Dataset rows about figures
^^^^^^^^

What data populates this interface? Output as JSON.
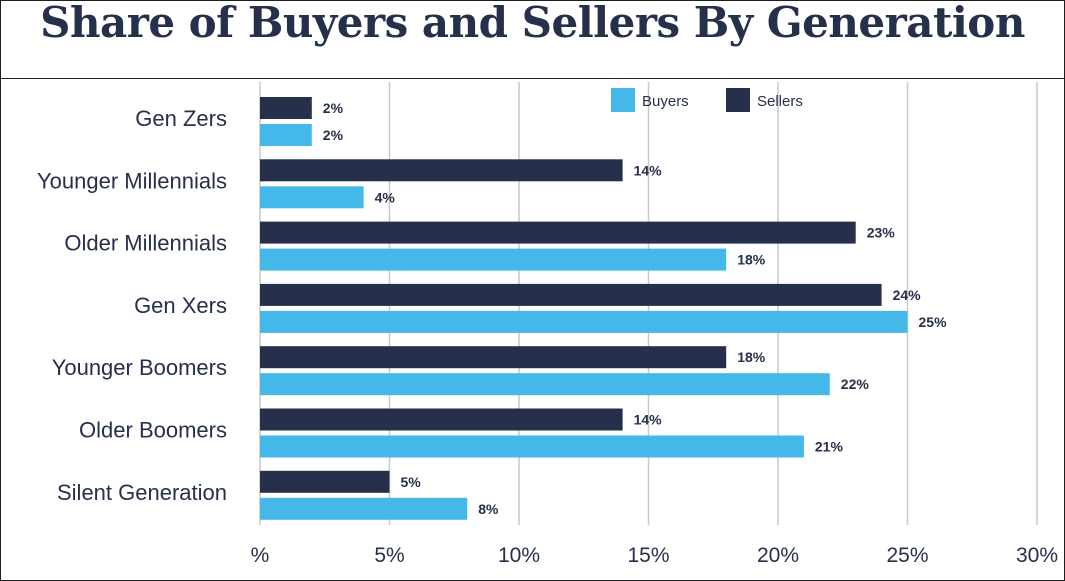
{
  "chart_data": {
    "type": "bar",
    "orientation": "horizontal",
    "title": "Share of Buyers and Sellers By Generation",
    "categories": [
      "Gen Zers",
      "Younger Millennials",
      "Older Millennials",
      "Gen Xers",
      "Younger Boomers",
      "Older Boomers",
      "Silent Generation"
    ],
    "series": [
      {
        "name": "Sellers",
        "color": "#27304a",
        "values": [
          2,
          14,
          23,
          24,
          18,
          14,
          5
        ],
        "labels": [
          "2%",
          "14%",
          "23%",
          "24%",
          "18%",
          "14%",
          "5%"
        ]
      },
      {
        "name": "Buyers",
        "color": "#45b8ea",
        "values": [
          2,
          4,
          18,
          25,
          22,
          21,
          8
        ],
        "labels": [
          "2%",
          "4%",
          "18%",
          "25%",
          "22%",
          "21%",
          "8%"
        ]
      }
    ],
    "legend": [
      "Buyers",
      "Sellers"
    ],
    "legend_position": "top-right",
    "xlim": [
      0,
      30
    ],
    "xticks": [
      0,
      5,
      10,
      15,
      20,
      25,
      30
    ],
    "xtick_labels": [
      "%",
      "5%",
      "10%",
      "15%",
      "20%",
      "25%",
      "30%"
    ],
    "grid": true
  }
}
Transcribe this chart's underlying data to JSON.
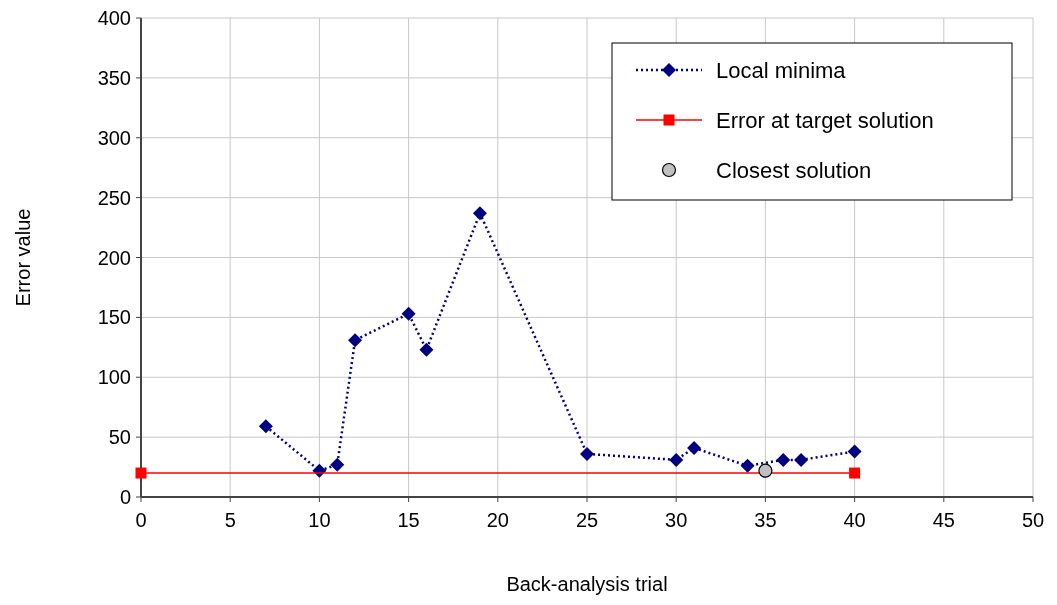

^^^^^^^^

Scan the data above and copy every line with "Younger" in it.

      "Younger Millennials",
      "Younger Boomers",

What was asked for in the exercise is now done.